* Recorded data *
>> Begin
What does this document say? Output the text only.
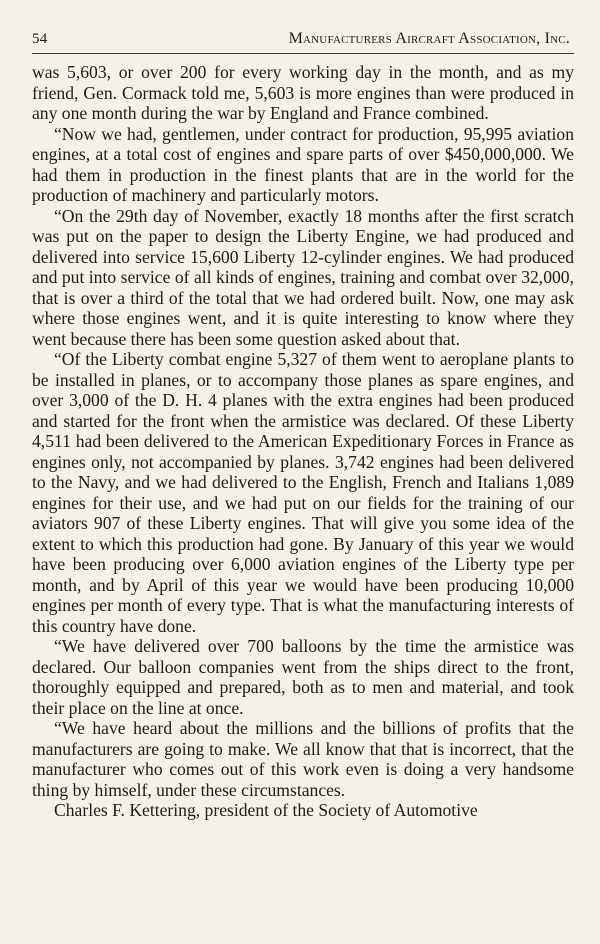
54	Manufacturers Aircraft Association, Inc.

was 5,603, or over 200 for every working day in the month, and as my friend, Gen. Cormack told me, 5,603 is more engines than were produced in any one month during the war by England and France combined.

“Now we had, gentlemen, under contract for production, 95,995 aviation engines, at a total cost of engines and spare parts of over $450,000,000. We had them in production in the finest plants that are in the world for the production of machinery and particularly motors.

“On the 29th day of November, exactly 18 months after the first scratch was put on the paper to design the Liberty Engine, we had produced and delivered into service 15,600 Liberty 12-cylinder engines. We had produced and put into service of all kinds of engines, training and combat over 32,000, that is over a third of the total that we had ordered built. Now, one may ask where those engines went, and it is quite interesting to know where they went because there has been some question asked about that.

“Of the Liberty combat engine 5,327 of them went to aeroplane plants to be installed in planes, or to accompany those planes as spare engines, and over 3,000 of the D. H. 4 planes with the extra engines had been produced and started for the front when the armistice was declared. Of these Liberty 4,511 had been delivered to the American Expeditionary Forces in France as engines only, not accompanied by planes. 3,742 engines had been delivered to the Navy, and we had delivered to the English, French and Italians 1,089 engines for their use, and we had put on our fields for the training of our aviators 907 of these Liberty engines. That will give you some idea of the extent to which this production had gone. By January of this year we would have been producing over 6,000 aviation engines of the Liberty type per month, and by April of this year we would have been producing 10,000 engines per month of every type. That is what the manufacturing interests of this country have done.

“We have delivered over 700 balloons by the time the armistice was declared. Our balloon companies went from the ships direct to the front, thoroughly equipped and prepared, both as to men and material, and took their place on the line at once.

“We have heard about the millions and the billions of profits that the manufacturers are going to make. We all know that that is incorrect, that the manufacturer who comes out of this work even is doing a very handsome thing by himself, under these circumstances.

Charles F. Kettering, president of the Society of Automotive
>> End
>> Begin
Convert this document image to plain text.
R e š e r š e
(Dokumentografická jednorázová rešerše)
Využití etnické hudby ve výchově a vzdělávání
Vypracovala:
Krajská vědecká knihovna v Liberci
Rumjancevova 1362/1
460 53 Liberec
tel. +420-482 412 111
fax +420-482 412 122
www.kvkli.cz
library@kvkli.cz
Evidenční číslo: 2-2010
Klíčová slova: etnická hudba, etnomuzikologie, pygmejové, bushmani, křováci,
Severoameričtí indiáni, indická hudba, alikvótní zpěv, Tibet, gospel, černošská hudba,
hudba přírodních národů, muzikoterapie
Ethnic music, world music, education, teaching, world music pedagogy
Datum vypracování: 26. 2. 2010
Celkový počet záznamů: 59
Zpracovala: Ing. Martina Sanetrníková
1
>> End
Of the lines in the entries, how many include the word "total"? State only the number.

2